Dataset records:
········

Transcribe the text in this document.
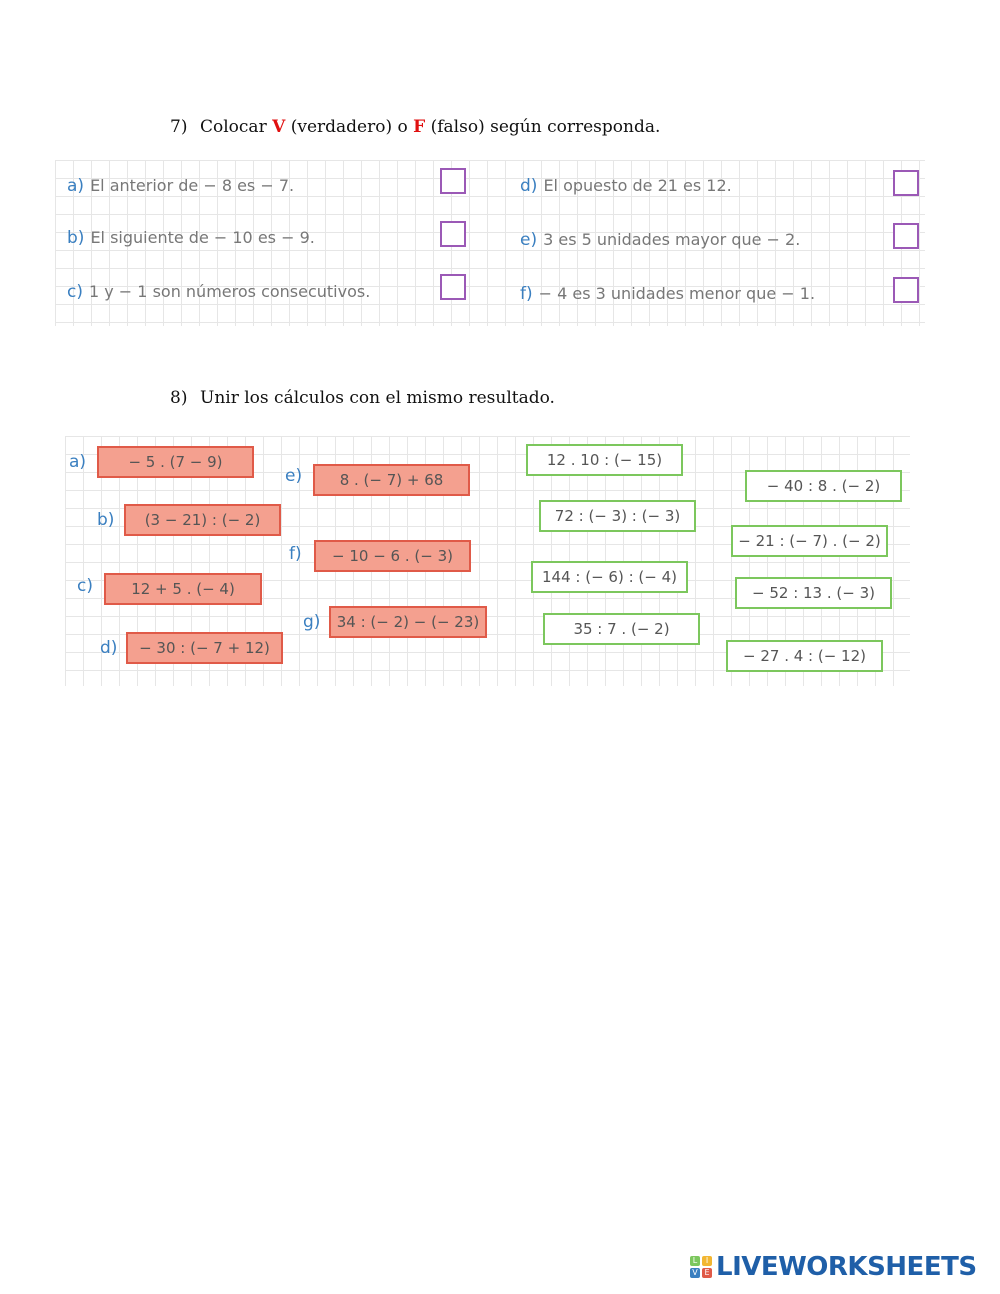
7) Colocar V (verdadero) o F (falso) según corresponda.
a) El anterior de − 8 es − 7.
b) El siguiente de − 10 es − 9.
c) 1 y − 1 son números consecutivos.
d) El opuesto de 21 es 12.
e) 3 es 5 unidades mayor que − 2.
f) − 4 es 3 unidades menor que − 1.
8) Unir los cálculos con el mismo resultado.
a)
b)
c)
d)
e)
f)
g)
− 5 . (7 − 9)
(3 − 21) : (− 2)
12 + 5 . (− 4)
− 30 : (− 7 + 12)
8 . (− 7) + 68
− 10 − 6 . (− 3)
34 : (− 2) − (− 23)
12 . 10 : (− 15)
72 : (− 3) : (− 3)
144 : (− 6) : (− 4)
35 : 7 . (− 2)
− 40 : 8 . (− 2)
− 21 : (− 7) . (− 2)
− 52 : 13 . (− 3)
− 27 . 4 : (− 12)
L	I
V E LIVEWORKSHEETS
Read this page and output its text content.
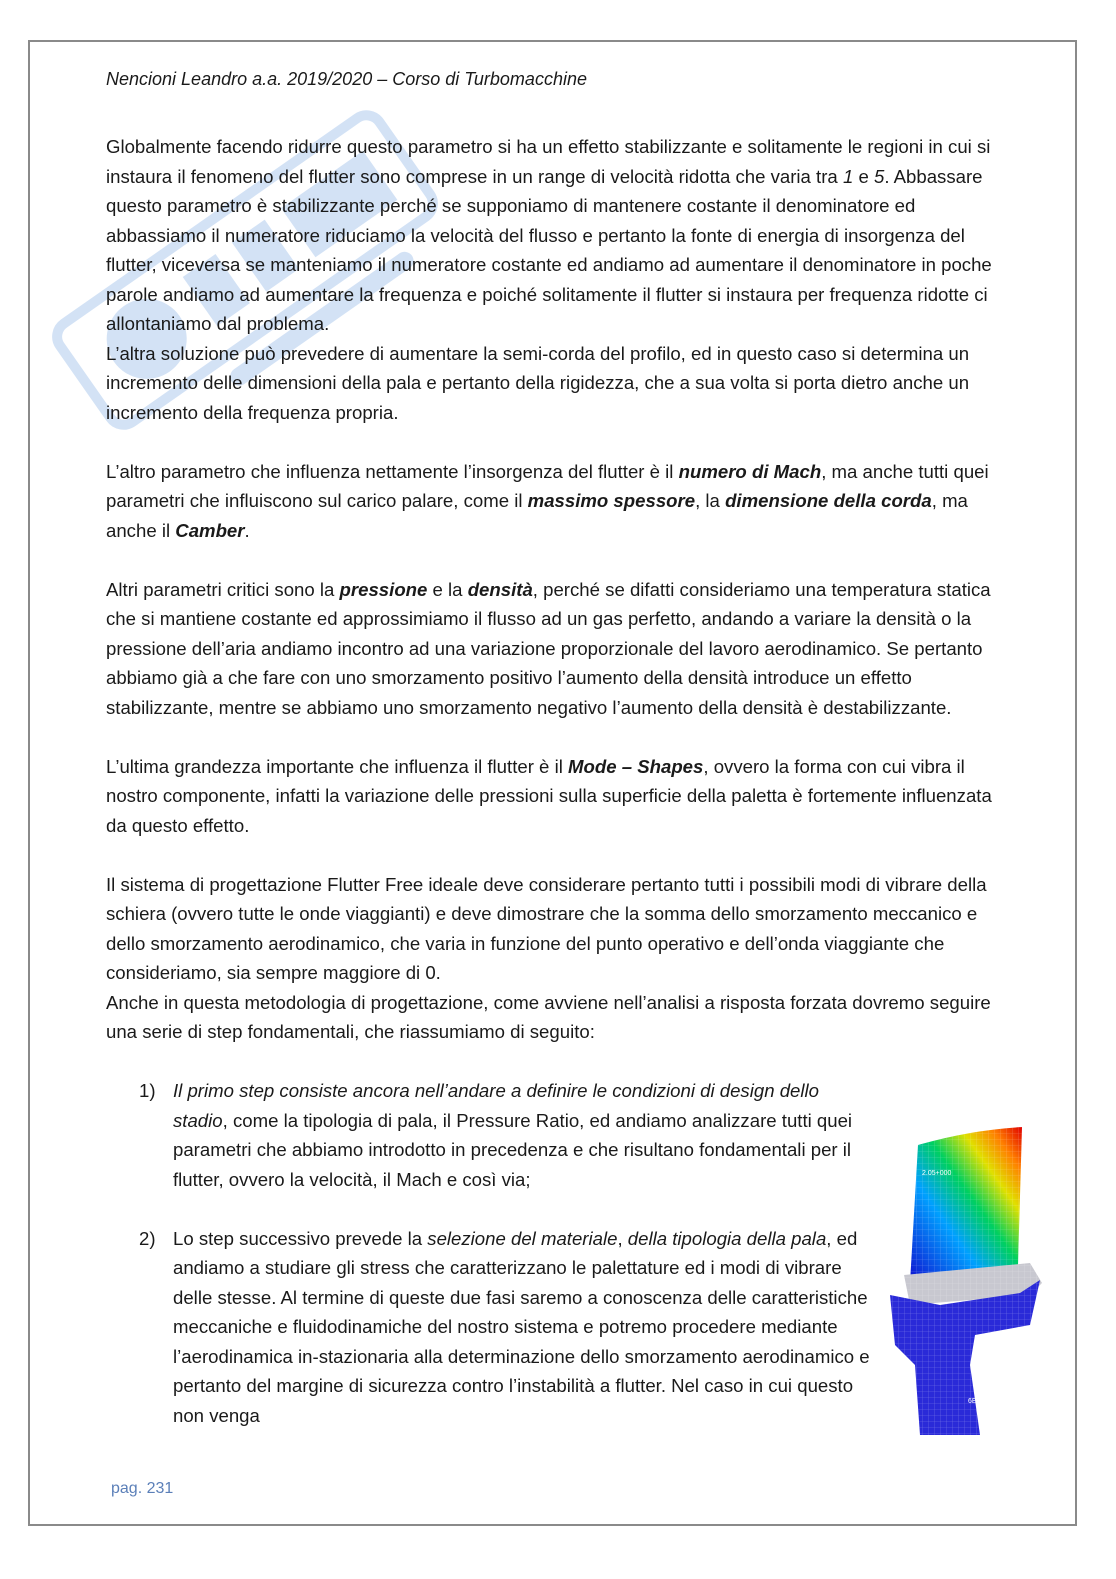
Nencioni Leandro a.a. 2019/2020 – Corso di Turbomacchine

Globalmente facendo ridurre questo parametro si ha un effetto stabilizzante e solitamente le regioni in cui si instaura il fenomeno del flutter sono comprese in un range di velocità ridotta che varia tra 1 e 5. Abbassare questo parametro è stabilizzante perché se supponiamo di mantenere costante il denominatore ed abbassiamo il numeratore riduciamo la velocità del flusso e pertanto la fonte di energia di insorgenza del flutter, viceversa se manteniamo il numeratore costante ed andiamo ad aumentare il denominatore in poche parole andiamo ad aumentare la frequenza e poiché solitamente il flutter si instaura per frequenza ridotte ci allontaniamo dal problema.

L’altra soluzione può prevedere di aumentare la semi-corda del profilo, ed in questo caso si determina un incremento delle dimensioni della pala e pertanto della rigidezza, che a sua volta si porta dietro anche un incremento della frequenza propria.

L’altro parametro che influenza nettamente l’insorgenza del flutter è il numero di Mach, ma anche tutti quei parametri che influiscono sul carico palare, come il massimo spessore, la dimensione della corda, ma anche il Camber.

Altri parametri critici sono la pressione e la densità, perché se difatti consideriamo una temperatura statica che si mantiene costante ed approssimiamo il flusso ad un gas perfetto, andando a variare la densità o la pressione dell’aria andiamo incontro ad una variazione proporzionale del lavoro aerodinamico. Se pertanto abbiamo già a che fare con uno smorzamento positivo l’aumento della densità introduce un effetto stabilizzante, mentre se abbiamo uno smorzamento negativo l’aumento della densità è destabilizzante.

L’ultima grandezza importante che influenza il flutter è il Mode – Shapes, ovvero la forma con cui vibra il nostro componente, infatti la variazione delle pressioni sulla superficie della paletta è fortemente influenzata da questo effetto.

Il sistema di progettazione Flutter Free ideale deve considerare pertanto tutti i possibili modi di vibrare della schiera (ovvero tutte le onde viaggianti) e deve dimostrare che la somma dello smorzamento meccanico e dello smorzamento aerodinamico, che varia in funzione del punto operativo e dell’onda viaggiante che consideriamo, sia sempre maggiore di 0.

Anche in questa metodologia di progettazione, come avviene nell’analisi a risposta forzata dovremo seguire una serie di step fondamentali, che riassumiamo di seguito:

1) Il primo step consiste ancora nell’andare a definire le condizioni di design dello stadio, come la tipologia di pala, il Pressure Ratio, ed andiamo analizzare tutti quei parametri che abbiamo introdotto in precedenza e che risultano fondamentali per il flutter, ovvero la velocità, il Mach e così via;
2) Lo step successivo prevede la selezione del materiale, della tipologia della pala, ed andiamo a studiare gli stress che caratterizzano le palettature ed i modi di vibrare delle stesse. Al termine di queste due fasi saremo a conoscenza delle caratteristiche meccaniche e fluidodinamiche del nostro sistema e potremo procedere mediante l’aerodinamica in-stazionaria alla determinazione dello smorzamento aerodinamico e pertanto del margine di sicurezza contro l’instabilità a flutter. Nel caso in cui questo non venga
2.05+000
6E-005
pag. 231
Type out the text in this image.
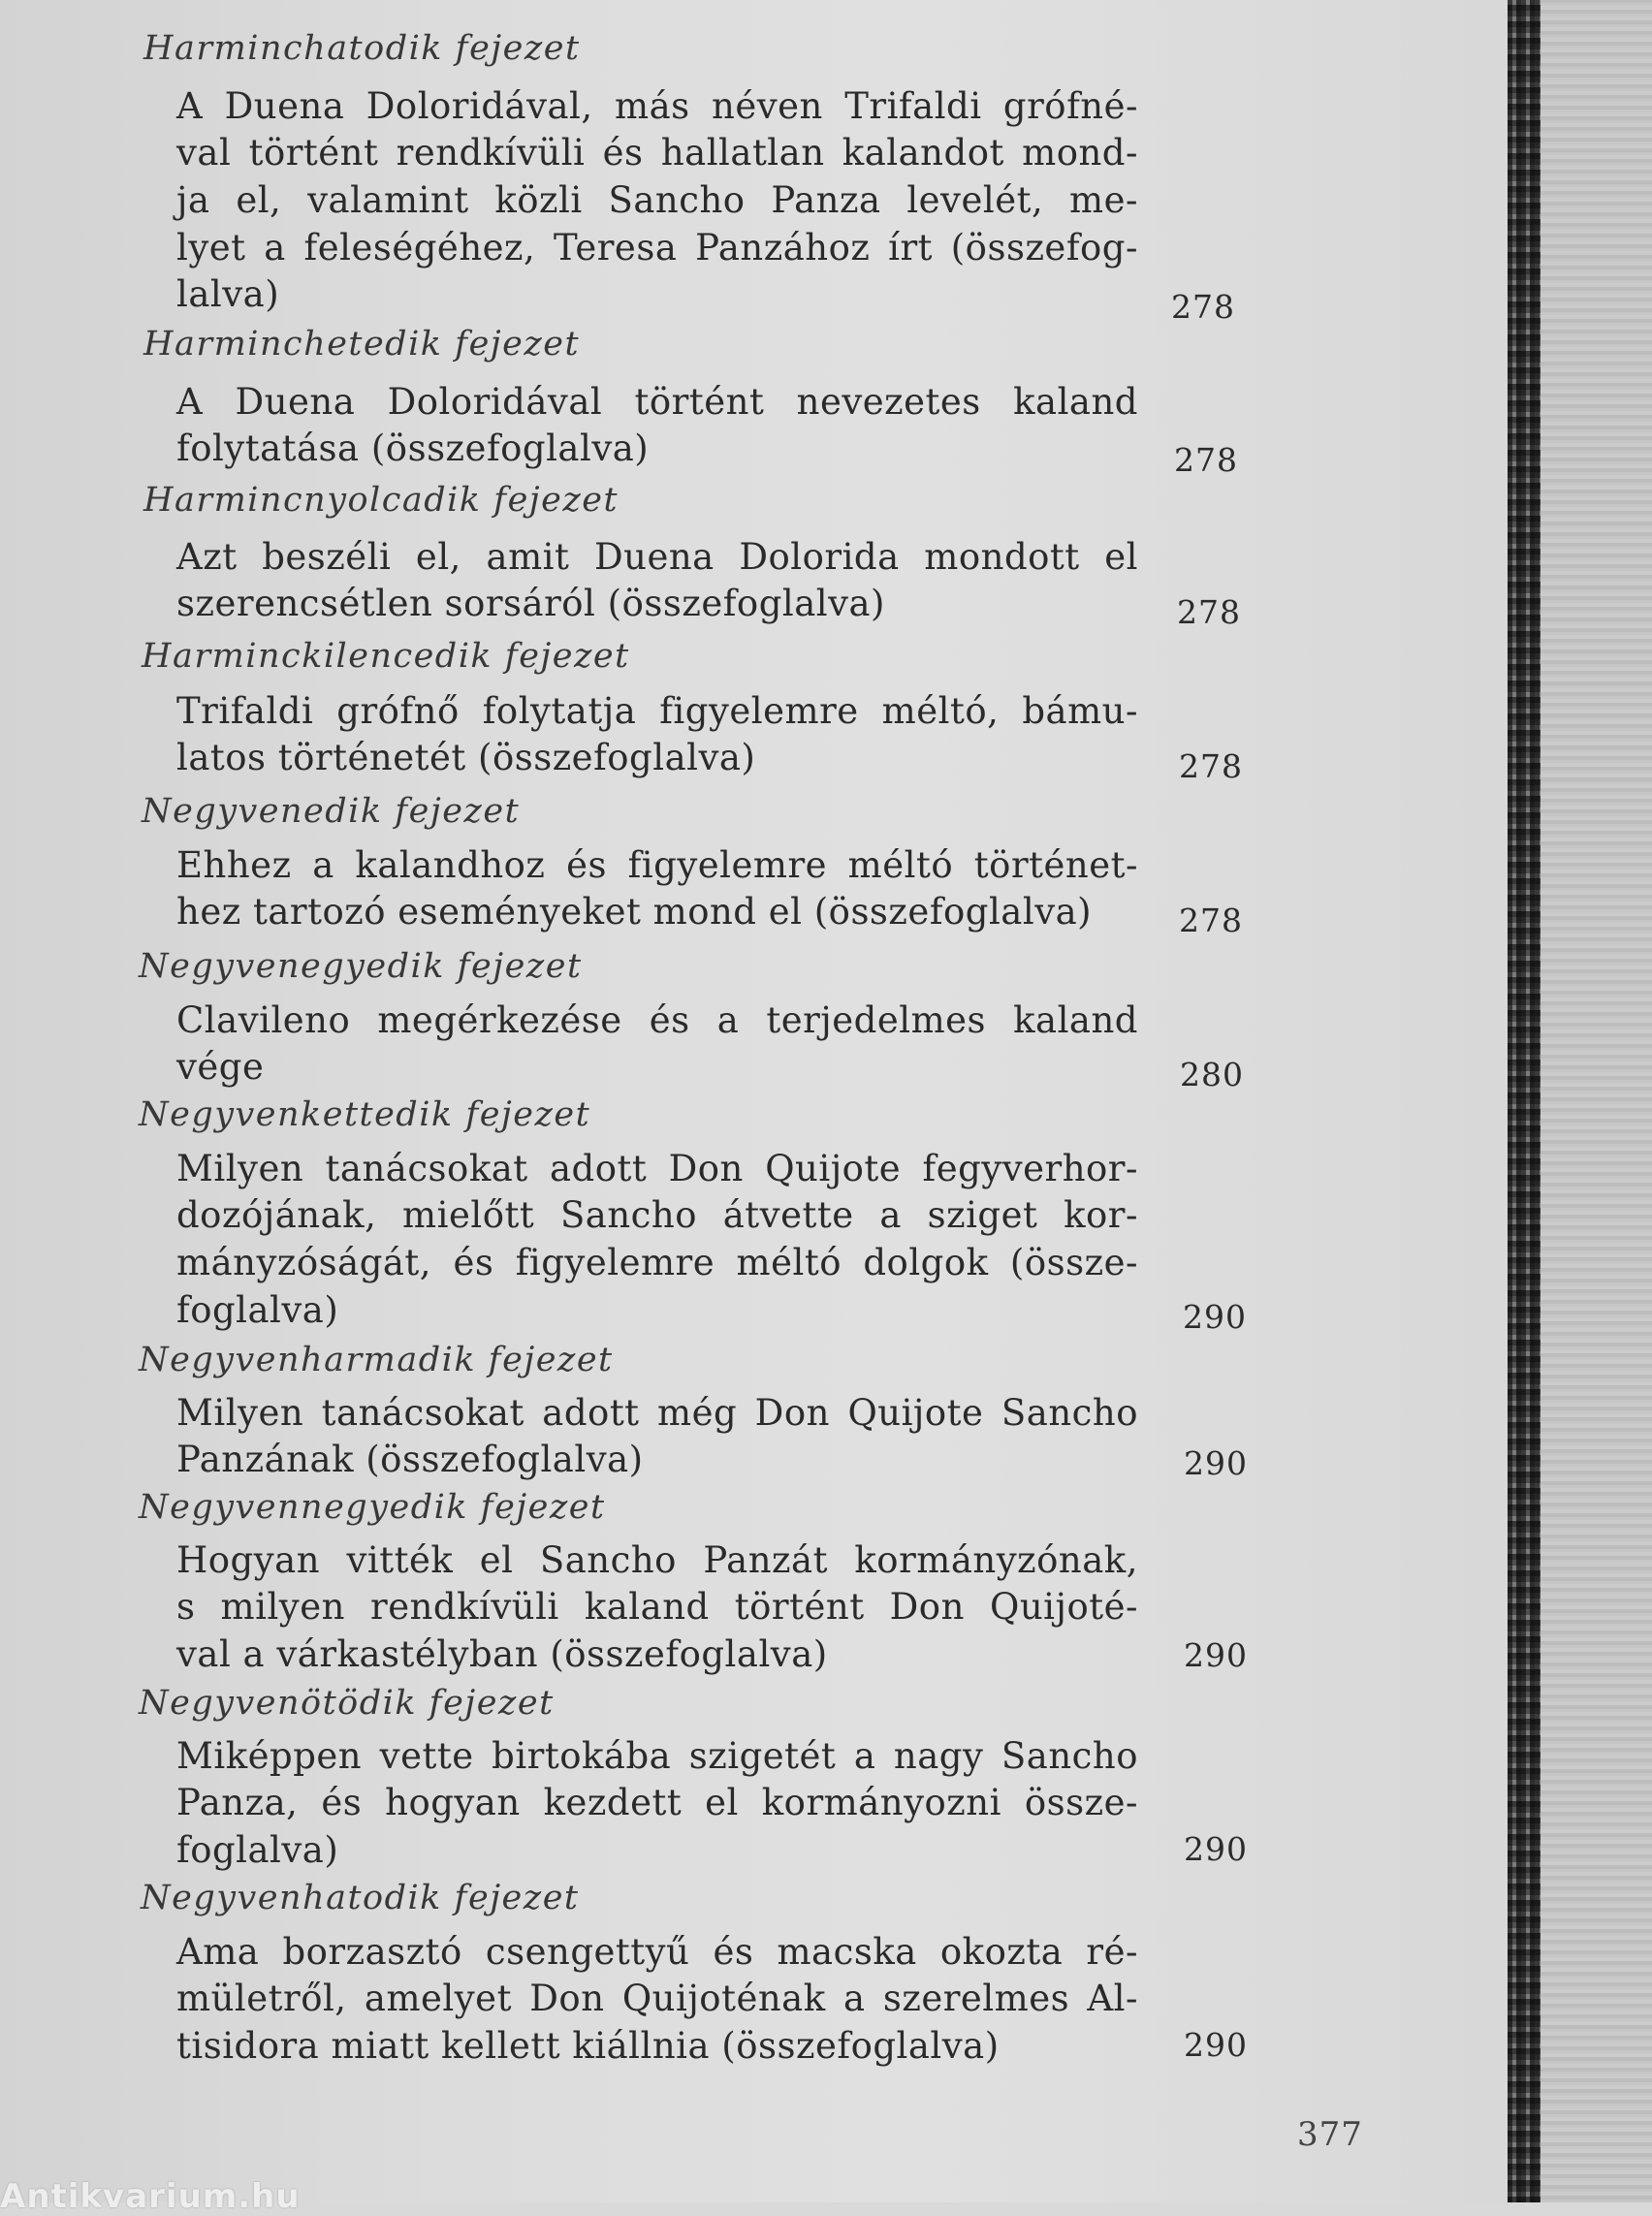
Harminchatodik fejezet
A Duena Doloridával, más néven Trifaldi grófné-
val történt rendkívüli és hallatlan kalandot mond-
ja el, valamint közli Sancho Panza levelét, me-
lyet a feleségéhez, Teresa Panzához írt (összefog-
lalva)	278
Harminchetedik fejezet
A Duena Doloridával történt nevezetes kaland
folytatása (összefoglalva)	278
Harmincnyolcadik fejezet
Azt beszéli el, amit Duena Dolorida mondott el
szerencsétlen sorsáról (összefoglalva)	278
Harminckilencedik fejezet
Trifaldi grófnő folytatja figyelemre méltó, bámu-
latos történetét (összefoglalva)	278
Negyvenedik fejezet
Ehhez a kalandhoz és figyelemre méltó történet-
hez tartozó eseményeket mond el (összefoglalva)	278
Negyvenegyedik fejezet
Clavileno megérkezése és a terjedelmes kaland
vége	280
Negyvenkettedik fejezet
Milyen tanácsokat adott Don Quijote fegyverhor-
dozójának, mielőtt Sancho átvette a sziget kor-
mányzóságát, és figyelemre méltó dolgok (össze-
foglalva)	290
Negyvenharmadik fejezet
Milyen tanácsokat adott még Don Quijote Sancho
Panzának (összefoglalva)	290
Negyvennegyedik fejezet
Hogyan vitték el Sancho Panzát kormányzónak,
s milyen rendkívüli kaland történt Don Quijoté-
val a várkastélyban (összefoglalva)	290
Negyvenötödik fejezet
Miképpen vette birtokába szigetét a nagy Sancho
Panza, és hogyan kezdett el kormányozni össze-
foglalva)	290
Negyvenhatodik fejezet
Ama borzasztó csengettyű és macska okozta ré-
mületről, amelyet Don Quijoténak a szerelmes Al-
tisidora miatt kellett kiállnia (összefoglalva)	290
377
Antikvarium.hu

········

### [WHAT IS NEEDED]
Reproduce the records verbatim, omitting all images they contain.

### [THE RESPONSE]
Transcribe the text in this document.
7) Colocar V (verdadero) o F (falso) según corresponda.
a) El anterior de − 8 es − 7.
b) El siguiente de − 10 es − 9.
c) 1 y − 1 son números consecutivos.
d) El opuesto de 21 es 12.
e) 3 es 5 unidades mayor que − 2.
f) − 4 es 3 unidades menor que − 1.
8) Unir los cálculos con el mismo resultado.
a)
b)
c)
d)
e)
f)
g)
− 5 . (7 − 9)
(3 − 21) : (− 2)
12 + 5 . (− 4)
− 30 : (− 7 + 12)
8 . (− 7) + 68
− 10 − 6 . (− 3)
34 : (− 2) − (− 23)
12 . 10 : (− 15)
72 : (− 3) : (− 3)
144 : (− 6) : (− 4)
35 : 7 . (− 2)
− 40 : 8 . (− 2)
− 21 : (− 7) . (− 2)
− 52 : 13 . (− 3)
− 27 . 4 : (− 12)
L	I
V E LIVEWORKSHEETS
Read this page and output its text content.
Nencioni Leandro a.a. 2019/2020 – Corso di Turbomacchine

Globalmente facendo ridurre questo parametro si ha un effetto stabilizzante e solitamente le regioni in cui si instaura il fenomeno del flutter sono comprese in un range di velocità ridotta che varia tra 1 e 5. Abbassare questo parametro è stabilizzante perché se supponiamo di mantenere costante il denominatore ed abbassiamo il numeratore riduciamo la velocità del flusso e pertanto la fonte di energia di insorgenza del flutter, viceversa se manteniamo il numeratore costante ed andiamo ad aumentare il denominatore in poche parole andiamo ad aumentare la frequenza e poiché solitamente il flutter si instaura per frequenza ridotte ci allontaniamo dal problema.

L’altra soluzione può prevedere di aumentare la semi-corda del profilo, ed in questo caso si determina un incremento delle dimensioni della pala e pertanto della rigidezza, che a sua volta si porta dietro anche un incremento della frequenza propria.

L’altro parametro che influenza nettamente l’insorgenza del flutter è il numero di Mach, ma anche tutti quei parametri che influiscono sul carico palare, come il massimo spessore, la dimensione della corda, ma anche il Camber.

Altri parametri critici sono la pressione e la densità, perché se difatti consideriamo una temperatura statica che si mantiene costante ed approssimiamo il flusso ad un gas perfetto, andando a variare la densità o la pressione dell’aria andiamo incontro ad una variazione proporzionale del lavoro aerodinamico. Se pertanto abbiamo già a che fare con uno smorzamento positivo l’aumento della densità introduce un effetto stabilizzante, mentre se abbiamo uno smorzamento negativo l’aumento della densità è destabilizzante.

L’ultima grandezza importante che influenza il flutter è il Mode – Shapes, ovvero la forma con cui vibra il nostro componente, infatti la variazione delle pressioni sulla superficie della paletta è fortemente influenzata da questo effetto.

Il sistema di progettazione Flutter Free ideale deve considerare pertanto tutti i possibili modi di vibrare della schiera (ovvero tutte le onde viaggianti) e deve dimostrare che la somma dello smorzamento meccanico e dello smorzamento aerodinamico, che varia in funzione del punto operativo e dell’onda viaggiante che consideriamo, sia sempre maggiore di 0.

Anche in questa metodologia di progettazione, come avviene nell’analisi a risposta forzata dovremo seguire una serie di step fondamentali, che riassumiamo di seguito:

1) Il primo step consiste ancora nell’andare a definire le condizioni di design dello stadio, come la tipologia di pala, il Pressure Ratio, ed andiamo analizzare tutti quei parametri che abbiamo introdotto in precedenza e che risultano fondamentali per il flutter, ovvero la velocità, il Mach e così via;
2) Lo step successivo prevede la selezione del materiale, della tipologia della pala, ed andiamo a studiare gli stress che caratterizzano le palettature ed i modi di vibrare delle stesse. Al termine di queste due fasi saremo a conoscenza delle caratteristiche meccaniche e fluidodinamiche del nostro sistema e potremo procedere mediante l’aerodinamica in-stazionaria alla determinazione dello smorzamento aerodinamico e pertanto del margine di sicurezza contro l’instabilità a flutter. Nel caso in cui questo non venga
2.05+000
6E-005
pag. 231
Type out the text in this image.
Harminchatodik fejezet
A Duena Doloridával, más néven Trifaldi grófné-
val történt rendkívüli és hallatlan kalandot mond-
ja el, valamint közli Sancho Panza levelét, me-
lyet a feleségéhez, Teresa Panzához írt (összefog-
lalva)	278
Harminchetedik fejezet
A Duena Doloridával történt nevezetes kaland
folytatása (összefoglalva)	278
Harmincnyolcadik fejezet
Azt beszéli el, amit Duena Dolorida mondott el
szerencsétlen sorsáról (összefoglalva)	278
Harminckilencedik fejezet
Trifaldi grófnő folytatja figyelemre méltó, bámu-
latos történetét (összefoglalva)	278
Negyvenedik fejezet
Ehhez a kalandhoz és figyelemre méltó történet-
hez tartozó eseményeket mond el (összefoglalva)	278
Negyvenegyedik fejezet
Clavileno megérkezése és a terjedelmes kaland
vége	280
Negyvenkettedik fejezet
Milyen tanácsokat adott Don Quijote fegyverhor-
dozójának, mielőtt Sancho átvette a sziget kor-
mányzóságát, és figyelemre méltó dolgok (össze-
foglalva)	290
Negyvenharmadik fejezet
Milyen tanácsokat adott még Don Quijote Sancho
Panzának (összefoglalva)	290
Negyvennegyedik fejezet
Hogyan vitték el Sancho Panzát kormányzónak,
s milyen rendkívüli kaland történt Don Quijoté-
val a várkastélyban (összefoglalva)	290
Negyvenötödik fejezet
Miképpen vette birtokába szigetét a nagy Sancho
Panza, és hogyan kezdett el kormányozni össze-
foglalva)	290
Negyvenhatodik fejezet
Ama borzasztó csengettyű és macska okozta ré-
mületről, amelyet Don Quijoténak a szerelmes Al-
tisidora miatt kellett kiállnia (összefoglalva)	290
377
Antikvarium.hu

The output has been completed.